— Start Listed records —

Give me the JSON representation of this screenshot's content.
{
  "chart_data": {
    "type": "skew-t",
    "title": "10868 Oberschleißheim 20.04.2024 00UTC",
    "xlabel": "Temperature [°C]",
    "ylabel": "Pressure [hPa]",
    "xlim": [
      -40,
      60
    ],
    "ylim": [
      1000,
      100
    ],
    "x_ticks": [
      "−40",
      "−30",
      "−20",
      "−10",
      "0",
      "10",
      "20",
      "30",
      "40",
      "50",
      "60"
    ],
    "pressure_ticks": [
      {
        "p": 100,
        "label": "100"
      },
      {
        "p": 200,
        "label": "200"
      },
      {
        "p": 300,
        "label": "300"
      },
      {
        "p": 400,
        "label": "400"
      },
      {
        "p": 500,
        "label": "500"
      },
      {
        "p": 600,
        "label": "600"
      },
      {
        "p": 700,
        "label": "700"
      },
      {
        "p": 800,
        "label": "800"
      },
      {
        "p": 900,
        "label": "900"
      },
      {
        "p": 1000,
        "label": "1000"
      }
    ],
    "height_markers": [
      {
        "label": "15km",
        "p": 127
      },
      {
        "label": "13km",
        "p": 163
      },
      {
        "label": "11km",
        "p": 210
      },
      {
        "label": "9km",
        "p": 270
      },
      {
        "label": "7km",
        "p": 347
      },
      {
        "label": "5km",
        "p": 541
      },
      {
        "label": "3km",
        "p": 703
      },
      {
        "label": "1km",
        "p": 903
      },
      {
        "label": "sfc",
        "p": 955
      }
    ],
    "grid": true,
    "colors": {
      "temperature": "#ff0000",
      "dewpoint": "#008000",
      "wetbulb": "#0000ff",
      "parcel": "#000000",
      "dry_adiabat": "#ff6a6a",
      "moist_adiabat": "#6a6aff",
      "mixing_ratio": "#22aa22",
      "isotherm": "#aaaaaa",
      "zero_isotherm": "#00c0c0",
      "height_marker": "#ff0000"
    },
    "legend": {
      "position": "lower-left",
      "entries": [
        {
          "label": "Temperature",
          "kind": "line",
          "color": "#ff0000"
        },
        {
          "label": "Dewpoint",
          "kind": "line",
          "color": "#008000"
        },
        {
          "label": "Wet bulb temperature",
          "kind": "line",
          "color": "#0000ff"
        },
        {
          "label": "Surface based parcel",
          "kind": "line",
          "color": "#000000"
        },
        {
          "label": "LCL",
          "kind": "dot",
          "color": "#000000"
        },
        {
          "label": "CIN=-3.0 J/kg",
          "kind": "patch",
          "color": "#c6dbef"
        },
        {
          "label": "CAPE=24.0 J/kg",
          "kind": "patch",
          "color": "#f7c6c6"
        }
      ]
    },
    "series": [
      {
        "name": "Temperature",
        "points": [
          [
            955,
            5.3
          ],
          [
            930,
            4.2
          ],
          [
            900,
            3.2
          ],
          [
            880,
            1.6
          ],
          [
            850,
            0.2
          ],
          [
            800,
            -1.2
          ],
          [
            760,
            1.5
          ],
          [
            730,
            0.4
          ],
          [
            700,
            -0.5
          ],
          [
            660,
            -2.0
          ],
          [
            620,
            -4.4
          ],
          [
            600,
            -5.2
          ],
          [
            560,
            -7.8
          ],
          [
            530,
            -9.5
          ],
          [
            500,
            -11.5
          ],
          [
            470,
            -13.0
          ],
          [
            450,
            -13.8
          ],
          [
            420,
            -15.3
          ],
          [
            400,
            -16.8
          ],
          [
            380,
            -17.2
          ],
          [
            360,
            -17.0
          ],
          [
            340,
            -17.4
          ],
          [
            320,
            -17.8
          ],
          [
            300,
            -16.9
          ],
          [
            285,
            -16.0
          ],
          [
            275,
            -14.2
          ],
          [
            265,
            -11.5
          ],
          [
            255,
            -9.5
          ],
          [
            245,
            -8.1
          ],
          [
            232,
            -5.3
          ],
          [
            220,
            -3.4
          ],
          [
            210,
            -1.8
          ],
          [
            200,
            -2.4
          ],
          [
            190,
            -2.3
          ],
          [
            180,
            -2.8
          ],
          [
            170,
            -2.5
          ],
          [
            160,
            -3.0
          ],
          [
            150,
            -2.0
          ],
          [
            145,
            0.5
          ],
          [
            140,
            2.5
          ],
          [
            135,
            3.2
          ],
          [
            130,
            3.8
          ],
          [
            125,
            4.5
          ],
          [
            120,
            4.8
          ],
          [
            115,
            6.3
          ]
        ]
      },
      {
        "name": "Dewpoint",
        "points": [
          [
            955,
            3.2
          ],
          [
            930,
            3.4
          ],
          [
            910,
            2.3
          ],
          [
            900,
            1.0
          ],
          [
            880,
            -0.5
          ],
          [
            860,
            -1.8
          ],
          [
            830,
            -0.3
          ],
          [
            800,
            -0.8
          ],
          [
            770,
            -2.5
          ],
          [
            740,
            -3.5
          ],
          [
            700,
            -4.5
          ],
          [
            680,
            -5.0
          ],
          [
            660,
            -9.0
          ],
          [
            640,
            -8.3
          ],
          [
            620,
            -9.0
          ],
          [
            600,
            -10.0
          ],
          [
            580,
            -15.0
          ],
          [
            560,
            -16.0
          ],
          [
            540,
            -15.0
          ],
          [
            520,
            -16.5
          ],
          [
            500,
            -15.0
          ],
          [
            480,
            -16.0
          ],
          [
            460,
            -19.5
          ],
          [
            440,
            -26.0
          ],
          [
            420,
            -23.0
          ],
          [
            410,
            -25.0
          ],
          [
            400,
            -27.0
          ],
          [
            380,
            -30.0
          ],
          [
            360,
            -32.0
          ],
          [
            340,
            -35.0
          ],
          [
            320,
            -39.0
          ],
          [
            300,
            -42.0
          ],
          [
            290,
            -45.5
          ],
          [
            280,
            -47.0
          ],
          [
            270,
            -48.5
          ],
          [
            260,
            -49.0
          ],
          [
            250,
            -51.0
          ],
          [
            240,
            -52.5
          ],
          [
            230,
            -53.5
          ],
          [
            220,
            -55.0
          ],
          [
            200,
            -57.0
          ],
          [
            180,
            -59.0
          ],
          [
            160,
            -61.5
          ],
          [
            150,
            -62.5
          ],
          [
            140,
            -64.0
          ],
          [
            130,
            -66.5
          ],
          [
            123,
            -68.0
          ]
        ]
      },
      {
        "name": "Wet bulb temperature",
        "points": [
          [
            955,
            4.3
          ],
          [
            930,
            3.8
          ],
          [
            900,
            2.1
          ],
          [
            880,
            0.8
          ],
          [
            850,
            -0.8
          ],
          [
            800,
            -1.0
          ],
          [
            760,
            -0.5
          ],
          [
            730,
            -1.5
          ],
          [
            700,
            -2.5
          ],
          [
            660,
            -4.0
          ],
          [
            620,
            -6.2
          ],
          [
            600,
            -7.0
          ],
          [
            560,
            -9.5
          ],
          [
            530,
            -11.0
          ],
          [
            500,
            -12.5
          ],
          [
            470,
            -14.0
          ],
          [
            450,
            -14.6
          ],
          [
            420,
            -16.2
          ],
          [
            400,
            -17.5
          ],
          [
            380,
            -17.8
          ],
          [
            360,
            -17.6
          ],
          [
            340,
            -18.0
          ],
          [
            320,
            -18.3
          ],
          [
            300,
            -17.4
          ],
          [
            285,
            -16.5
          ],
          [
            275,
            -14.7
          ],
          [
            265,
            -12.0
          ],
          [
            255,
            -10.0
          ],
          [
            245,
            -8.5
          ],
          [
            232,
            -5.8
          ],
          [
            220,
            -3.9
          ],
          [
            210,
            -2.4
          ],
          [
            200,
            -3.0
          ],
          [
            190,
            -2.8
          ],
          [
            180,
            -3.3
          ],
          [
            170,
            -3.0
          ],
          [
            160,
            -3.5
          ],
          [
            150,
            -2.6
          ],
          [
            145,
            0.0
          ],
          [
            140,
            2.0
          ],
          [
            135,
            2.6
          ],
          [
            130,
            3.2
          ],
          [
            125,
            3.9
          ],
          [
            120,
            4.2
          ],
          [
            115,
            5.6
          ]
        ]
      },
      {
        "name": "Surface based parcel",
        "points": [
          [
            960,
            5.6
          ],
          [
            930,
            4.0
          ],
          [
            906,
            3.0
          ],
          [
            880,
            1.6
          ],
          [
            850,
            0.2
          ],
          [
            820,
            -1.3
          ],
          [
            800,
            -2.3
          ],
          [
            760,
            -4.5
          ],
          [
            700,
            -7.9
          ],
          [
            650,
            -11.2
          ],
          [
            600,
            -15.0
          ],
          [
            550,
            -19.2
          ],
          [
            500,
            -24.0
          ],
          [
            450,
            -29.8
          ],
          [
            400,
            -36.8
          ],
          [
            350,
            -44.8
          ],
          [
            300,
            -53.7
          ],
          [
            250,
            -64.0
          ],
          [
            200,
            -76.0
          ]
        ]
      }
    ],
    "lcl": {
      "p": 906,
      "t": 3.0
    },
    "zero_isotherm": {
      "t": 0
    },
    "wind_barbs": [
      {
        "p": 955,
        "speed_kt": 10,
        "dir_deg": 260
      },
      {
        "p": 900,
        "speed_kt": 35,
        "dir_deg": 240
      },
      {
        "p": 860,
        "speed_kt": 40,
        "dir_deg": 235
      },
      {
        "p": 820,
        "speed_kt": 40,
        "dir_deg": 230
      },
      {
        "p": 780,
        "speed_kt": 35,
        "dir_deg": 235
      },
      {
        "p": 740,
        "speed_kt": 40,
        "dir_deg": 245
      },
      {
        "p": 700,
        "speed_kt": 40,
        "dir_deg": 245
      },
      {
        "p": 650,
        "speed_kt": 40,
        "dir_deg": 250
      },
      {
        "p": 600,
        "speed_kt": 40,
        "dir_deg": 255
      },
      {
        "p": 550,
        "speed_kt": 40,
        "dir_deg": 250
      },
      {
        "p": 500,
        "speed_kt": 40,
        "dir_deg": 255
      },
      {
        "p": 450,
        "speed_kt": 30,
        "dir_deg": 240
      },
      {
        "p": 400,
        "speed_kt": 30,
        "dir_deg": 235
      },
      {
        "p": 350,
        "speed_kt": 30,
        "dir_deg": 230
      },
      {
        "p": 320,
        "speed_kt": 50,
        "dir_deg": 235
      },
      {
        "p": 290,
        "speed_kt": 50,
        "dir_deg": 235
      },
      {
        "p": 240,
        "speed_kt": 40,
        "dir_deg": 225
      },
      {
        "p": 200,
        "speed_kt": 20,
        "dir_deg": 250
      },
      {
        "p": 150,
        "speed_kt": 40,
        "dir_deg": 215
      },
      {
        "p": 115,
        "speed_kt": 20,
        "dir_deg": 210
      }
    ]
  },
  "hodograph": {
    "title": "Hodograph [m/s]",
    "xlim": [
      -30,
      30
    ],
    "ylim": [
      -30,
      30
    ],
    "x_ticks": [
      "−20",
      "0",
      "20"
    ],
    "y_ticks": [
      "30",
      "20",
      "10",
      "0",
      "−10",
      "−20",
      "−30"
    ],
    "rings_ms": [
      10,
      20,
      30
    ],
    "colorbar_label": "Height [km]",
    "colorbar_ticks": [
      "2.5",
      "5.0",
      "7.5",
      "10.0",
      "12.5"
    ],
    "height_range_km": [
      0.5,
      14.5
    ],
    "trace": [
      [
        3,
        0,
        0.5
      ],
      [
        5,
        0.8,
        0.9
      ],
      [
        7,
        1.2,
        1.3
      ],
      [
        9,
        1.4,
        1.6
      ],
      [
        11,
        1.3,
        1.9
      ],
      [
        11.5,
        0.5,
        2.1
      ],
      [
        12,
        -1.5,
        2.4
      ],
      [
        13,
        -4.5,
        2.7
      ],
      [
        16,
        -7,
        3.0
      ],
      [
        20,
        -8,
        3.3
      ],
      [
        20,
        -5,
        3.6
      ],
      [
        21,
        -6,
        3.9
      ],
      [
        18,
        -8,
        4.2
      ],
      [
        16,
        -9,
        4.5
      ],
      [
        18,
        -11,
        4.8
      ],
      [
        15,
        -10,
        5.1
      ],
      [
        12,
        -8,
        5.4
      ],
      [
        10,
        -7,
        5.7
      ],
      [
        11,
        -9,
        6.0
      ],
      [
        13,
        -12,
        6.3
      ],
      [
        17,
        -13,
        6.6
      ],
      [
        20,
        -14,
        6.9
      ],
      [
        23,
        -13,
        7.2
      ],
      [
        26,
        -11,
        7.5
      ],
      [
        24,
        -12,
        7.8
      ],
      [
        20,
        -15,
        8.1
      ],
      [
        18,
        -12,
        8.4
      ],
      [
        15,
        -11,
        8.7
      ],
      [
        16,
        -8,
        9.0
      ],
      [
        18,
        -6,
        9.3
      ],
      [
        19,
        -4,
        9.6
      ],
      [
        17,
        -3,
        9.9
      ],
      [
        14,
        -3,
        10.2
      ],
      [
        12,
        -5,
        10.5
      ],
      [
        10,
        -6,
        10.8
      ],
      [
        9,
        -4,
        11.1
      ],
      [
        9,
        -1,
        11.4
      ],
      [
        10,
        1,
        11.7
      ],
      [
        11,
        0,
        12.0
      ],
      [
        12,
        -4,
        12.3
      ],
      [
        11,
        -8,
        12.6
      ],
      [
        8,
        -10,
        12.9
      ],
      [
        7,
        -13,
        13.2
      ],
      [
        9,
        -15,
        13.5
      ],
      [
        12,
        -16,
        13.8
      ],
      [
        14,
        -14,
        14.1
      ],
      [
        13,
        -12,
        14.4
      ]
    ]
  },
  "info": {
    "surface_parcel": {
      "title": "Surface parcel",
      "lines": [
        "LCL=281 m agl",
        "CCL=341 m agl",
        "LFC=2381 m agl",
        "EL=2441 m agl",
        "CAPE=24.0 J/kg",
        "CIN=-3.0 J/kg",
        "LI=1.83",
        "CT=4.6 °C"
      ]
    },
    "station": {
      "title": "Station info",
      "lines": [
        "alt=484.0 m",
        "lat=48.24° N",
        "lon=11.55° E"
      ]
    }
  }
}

— End Listed records —

Your task -
Pull out each line of the listing that holds the string "title".

Worked answer -
    "title": "10868 Oberschleißheim 20.04.2024 00UTC",
    "title": "Hodograph [m/s]",
      "title": "Surface parcel",
      "title": "Station info",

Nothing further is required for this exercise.